* [Recorded information]
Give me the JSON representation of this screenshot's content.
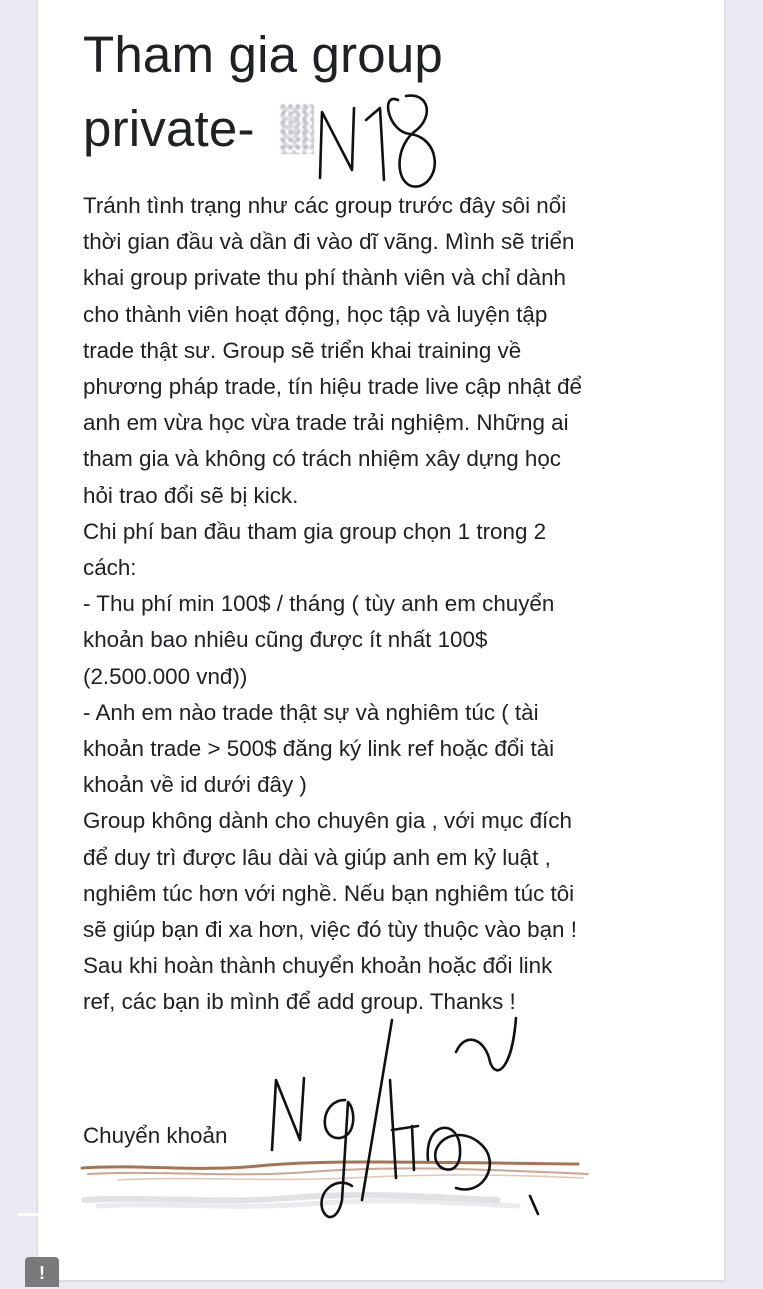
{
  "form": {
    "title_line1": "Tham gia group",
    "title_line2": "private-",
    "title_scribble": "N18",
    "body_lines": [
      "Tránh tình trạng như các group trước đây sôi nổi",
      "thời gian đầu và dần đi vào dĩ vãng. Mình sẽ triển",
      "khai group private thu phí thành viên và chỉ dành",
      "cho thành viên hoạt động, học tập và luyện tập",
      "trade thật sư. Group sẽ triển khai training  về",
      "phương pháp trade, tín hiệu trade live cập nhật để",
      "anh em vừa học vừa trade trải nghiệm. Những ai",
      "tham gia và không có trách nhiệm xây dựng học",
      "hỏi trao đổi sẽ bị kick.",
      "Chi phí ban đầu tham gia group chọn 1 trong 2",
      "cách:",
      "- Thu phí min 100$ / tháng ( tùy anh em chuyển",
      "khoản bao nhiêu cũng được ít nhất 100$",
      "(2.500.000 vnđ))",
      "- Anh em nào trade thật sự và nghiêm túc ( tài",
      "khoản trade > 500$ đăng ký link ref hoặc đổi tài",
      "khoản về id dưới  đây )",
      "Group không dành cho chuyên gia , với mục đích",
      "để duy trì được lâu dài và giúp anh em kỷ luật ,",
      "nghiêm túc hơn với nghề. Nếu bạn nghiêm túc tôi",
      "sẽ giúp bạn đi xa hơn, việc đó tùy thuộc vào bạn !",
      "Sau khi hoàn thành chuyển khoản hoặc đổi link",
      "ref, các bạn ib mình để add group. Thanks !"
    ],
    "transfer_label": "Chuyển khoản",
    "signature_text": "Ngư",
    "fab_symbol": "!"
  },
  "colors": {
    "page_background": "#ede9f2",
    "card_background": "#ffffff",
    "text": "#202124",
    "scribble_ink": "#111111",
    "redaction_brown": "#8b4a22",
    "fab": "#7a7a7d"
  },
  "icons": {
    "feedback": "exclamation-icon"
  }
}
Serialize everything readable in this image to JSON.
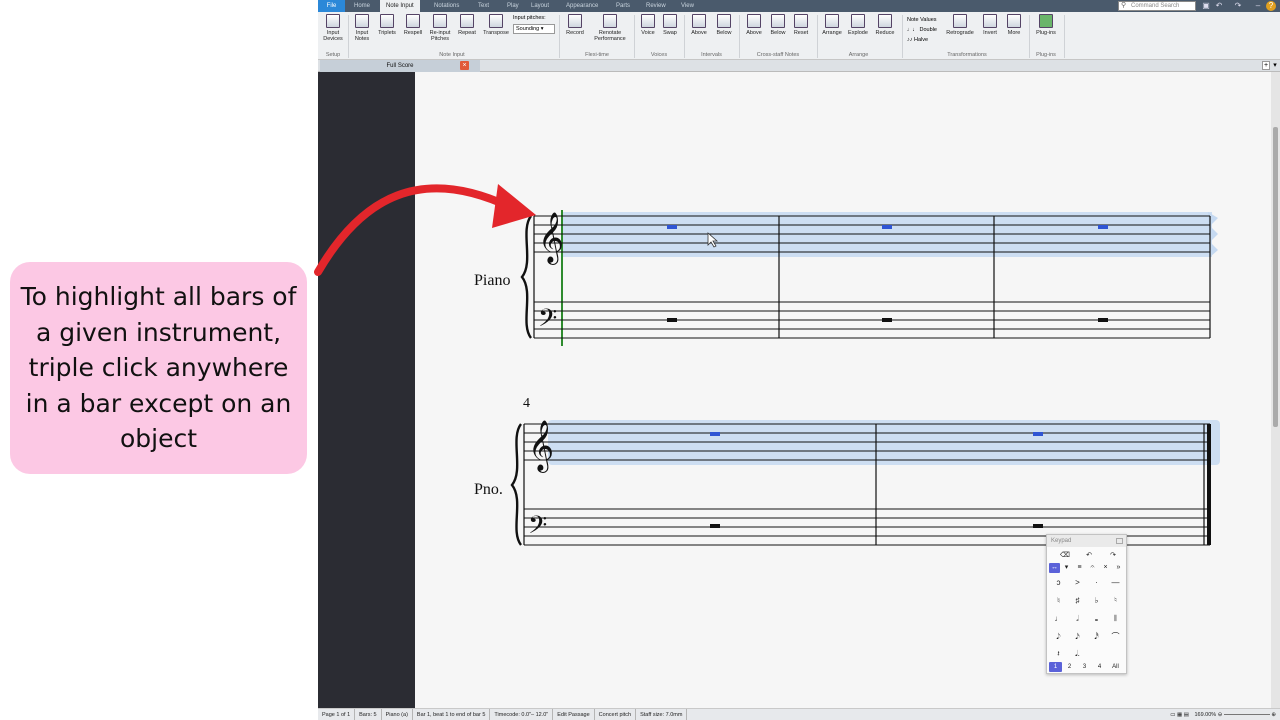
{
  "callout": {
    "text": "To highlight all bars of a given instrument, triple click anywhere in a bar except on an object",
    "background": "#fcc8e4",
    "arrow_color": "#e3262b"
  },
  "app": {
    "tabs": [
      "File",
      "Home",
      "Note Input",
      "Notations",
      "Text",
      "Play",
      "Layout",
      "Appearance",
      "Parts",
      "Review",
      "View"
    ],
    "active_tab": "Note Input",
    "command_search_placeholder": "Command Search",
    "ribbon_buttons": [
      {
        "label": "Input Devices",
        "icon": "keyboard-icon"
      },
      {
        "label": "Input Notes",
        "icon": "input-notes-icon"
      },
      {
        "label": "Triplets",
        "icon": "triplets-icon"
      },
      {
        "label": "Respell",
        "icon": "respell-icon"
      },
      {
        "label": "Re-input Pitches",
        "icon": "reinput-icon"
      },
      {
        "label": "Repeat",
        "icon": "repeat-icon"
      },
      {
        "label": "Transpose",
        "icon": "transpose-icon"
      },
      {
        "label": "Record",
        "icon": "record-icon"
      },
      {
        "label": "Renotate Performance",
        "icon": "renotate-icon"
      },
      {
        "label": "Voice",
        "icon": "voice-icon"
      },
      {
        "label": "Swap",
        "icon": "swap-icon"
      },
      {
        "label": "Above",
        "icon": "above-icon"
      },
      {
        "label": "Below",
        "icon": "below-icon"
      },
      {
        "label": "Above",
        "icon": "staff-above-icon"
      },
      {
        "label": "Below",
        "icon": "staff-below-icon"
      },
      {
        "label": "Reset",
        "icon": "reset-icon"
      },
      {
        "label": "Arrange",
        "icon": "arrange-icon"
      },
      {
        "label": "Explode",
        "icon": "explode-icon"
      },
      {
        "label": "Reduce",
        "icon": "reduce-icon"
      },
      {
        "label": "Retrograde",
        "icon": "retrograde-icon"
      },
      {
        "label": "Invert",
        "icon": "invert-icon"
      },
      {
        "label": "More",
        "icon": "more-icon"
      },
      {
        "label": "Plug-ins",
        "icon": "plugin-icon"
      }
    ],
    "input_pitches_label": "Input pitches:",
    "input_pitches_value": "Sounding",
    "note_values_label": "Note Values",
    "double_label": "Double",
    "halve_label": "Halve",
    "groups": [
      "Setup",
      "Note Input",
      "Flexi-time",
      "Voices",
      "Intervals",
      "Cross-staff Notes",
      "Arrange",
      "Transformations",
      "Plug-ins"
    ],
    "doc_tab": "Full Score",
    "accent": "#2b88d8"
  },
  "score": {
    "instrument_full": "Piano",
    "instrument_short": "Pno.",
    "bar_number": "4",
    "selection_color": "#c5d9f1",
    "rest_color": "#2f55d4"
  },
  "keypad": {
    "title": "Keypad",
    "rows": [
      [
        "⌫",
        "↶",
        "↷"
      ],
      [
        "↔",
        "▾",
        "≡",
        "𝄐",
        "×",
        "»"
      ],
      [
        "ɔ",
        ">",
        "·",
        "—"
      ],
      [
        "♮",
        "♯",
        "♭",
        "♮"
      ],
      [
        "♩",
        "𝅗𝅥",
        "𝅝",
        "𝄃"
      ],
      [
        "𝅘𝅥𝅮",
        "𝅘𝅥𝅯",
        "𝅘𝅥𝅰",
        "⌒"
      ],
      [
        "𝄽",
        "𝅘𝅥.",
        ""
      ]
    ],
    "layouts": [
      "1",
      "2",
      "3",
      "4",
      "All"
    ]
  },
  "status": {
    "items": [
      "Page 1 of 1",
      "Bars: 5",
      "Piano (a)",
      "Bar 1, beat 1 to end of bar 5",
      "Timecode: 0.0\"– 12.0\"",
      "Edit Passage",
      "Concert pitch",
      "Staff size: 7.0mm"
    ],
    "zoom": "169.00%"
  }
}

* [Written task] Transcribe all of the entries word for word, but skip any pictures they contain.

* [Output]
Give me the JSON representation of this screenshot's content.
{
  "form": {
    "title_line1": "Tham gia group",
    "title_line2": "private-",
    "title_scribble": "N18",
    "body_lines": [
      "Tránh tình trạng như các group trước đây sôi nổi",
      "thời gian đầu và dần đi vào dĩ vãng. Mình sẽ triển",
      "khai group private thu phí thành viên và chỉ dành",
      "cho thành viên hoạt động, học tập và luyện tập",
      "trade thật sư. Group sẽ triển khai training  về",
      "phương pháp trade, tín hiệu trade live cập nhật để",
      "anh em vừa học vừa trade trải nghiệm. Những ai",
      "tham gia và không có trách nhiệm xây dựng học",
      "hỏi trao đổi sẽ bị kick.",
      "Chi phí ban đầu tham gia group chọn 1 trong 2",
      "cách:",
      "- Thu phí min 100$ / tháng ( tùy anh em chuyển",
      "khoản bao nhiêu cũng được ít nhất 100$",
      "(2.500.000 vnđ))",
      "- Anh em nào trade thật sự và nghiêm túc ( tài",
      "khoản trade > 500$ đăng ký link ref hoặc đổi tài",
      "khoản về id dưới  đây )",
      "Group không dành cho chuyên gia , với mục đích",
      "để duy trì được lâu dài và giúp anh em kỷ luật ,",
      "nghiêm túc hơn với nghề. Nếu bạn nghiêm túc tôi",
      "sẽ giúp bạn đi xa hơn, việc đó tùy thuộc vào bạn !",
      "Sau khi hoàn thành chuyển khoản hoặc đổi link",
      "ref, các bạn ib mình để add group. Thanks !"
    ],
    "transfer_label": "Chuyển khoản",
    "signature_text": "Ngư",
    "fab_symbol": "!"
  },
  "colors": {
    "page_background": "#ede9f2",
    "card_background": "#ffffff",
    "text": "#202124",
    "scribble_ink": "#111111",
    "redaction_brown": "#8b4a22",
    "fab": "#7a7a7d"
  },
  "icons": {
    "feedback": "exclamation-icon"
  }
}
Serialize everything readable in this image to JSON.
{
  "callout": {
    "text": "To highlight all bars of a given instrument, triple click anywhere in a bar except on an object",
    "background": "#fcc8e4",
    "arrow_color": "#e3262b"
  },
  "app": {
    "tabs": [
      "File",
      "Home",
      "Note Input",
      "Notations",
      "Text",
      "Play",
      "Layout",
      "Appearance",
      "Parts",
      "Review",
      "View"
    ],
    "active_tab": "Note Input",
    "command_search_placeholder": "Command Search",
    "ribbon_buttons": [
      {
        "label": "Input Devices",
        "icon": "keyboard-icon"
      },
      {
        "label": "Input Notes",
        "icon": "input-notes-icon"
      },
      {
        "label": "Triplets",
        "icon": "triplets-icon"
      },
      {
        "label": "Respell",
        "icon": "respell-icon"
      },
      {
        "label": "Re-input Pitches",
        "icon": "reinput-icon"
      },
      {
        "label": "Repeat",
        "icon": "repeat-icon"
      },
      {
        "label": "Transpose",
        "icon": "transpose-icon"
      },
      {
        "label": "Record",
        "icon": "record-icon"
      },
      {
        "label": "Renotate Performance",
        "icon": "renotate-icon"
      },
      {
        "label": "Voice",
        "icon": "voice-icon"
      },
      {
        "label": "Swap",
        "icon": "swap-icon"
      },
      {
        "label": "Above",
        "icon": "above-icon"
      },
      {
        "label": "Below",
        "icon": "below-icon"
      },
      {
        "label": "Above",
        "icon": "staff-above-icon"
      },
      {
        "label": "Below",
        "icon": "staff-below-icon"
      },
      {
        "label": "Reset",
        "icon": "reset-icon"
      },
      {
        "label": "Arrange",
        "icon": "arrange-icon"
      },
      {
        "label": "Explode",
        "icon": "explode-icon"
      },
      {
        "label": "Reduce",
        "icon": "reduce-icon"
      },
      {
        "label": "Retrograde",
        "icon": "retrograde-icon"
      },
      {
        "label": "Invert",
        "icon": "invert-icon"
      },
      {
        "label": "More",
        "icon": "more-icon"
      },
      {
        "label": "Plug-ins",
        "icon": "plugin-icon"
      }
    ],
    "input_pitches_label": "Input pitches:",
    "input_pitches_value": "Sounding",
    "note_values_label": "Note Values",
    "double_label": "Double",
    "halve_label": "Halve",
    "groups": [
      "Setup",
      "Note Input",
      "Flexi-time",
      "Voices",
      "Intervals",
      "Cross-staff Notes",
      "Arrange",
      "Transformations",
      "Plug-ins"
    ],
    "doc_tab": "Full Score",
    "accent": "#2b88d8"
  },
  "score": {
    "instrument_full": "Piano",
    "instrument_short": "Pno.",
    "bar_number": "4",
    "selection_color": "#c5d9f1",
    "rest_color": "#2f55d4"
  },
  "keypad": {
    "title": "Keypad",
    "rows": [
      [
        "⌫",
        "↶",
        "↷"
      ],
      [
        "↔",
        "▾",
        "≡",
        "𝄐",
        "×",
        "»"
      ],
      [
        "ɔ",
        ">",
        "·",
        "—"
      ],
      [
        "♮",
        "♯",
        "♭",
        "♮"
      ],
      [
        "♩",
        "𝅗𝅥",
        "𝅝",
        "𝄃"
      ],
      [
        "𝅘𝅥𝅮",
        "𝅘𝅥𝅯",
        "𝅘𝅥𝅰",
        "⌒"
      ],
      [
        "𝄽",
        "𝅘𝅥.",
        ""
      ]
    ],
    "layouts": [
      "1",
      "2",
      "3",
      "4",
      "All"
    ]
  },
  "status": {
    "items": [
      "Page 1 of 1",
      "Bars: 5",
      "Piano (a)",
      "Bar 1, beat 1 to end of bar 5",
      "Timecode: 0.0\"– 12.0\"",
      "Edit Passage",
      "Concert pitch",
      "Staff size: 7.0mm"
    ],
    "zoom": "169.00%"
  }
}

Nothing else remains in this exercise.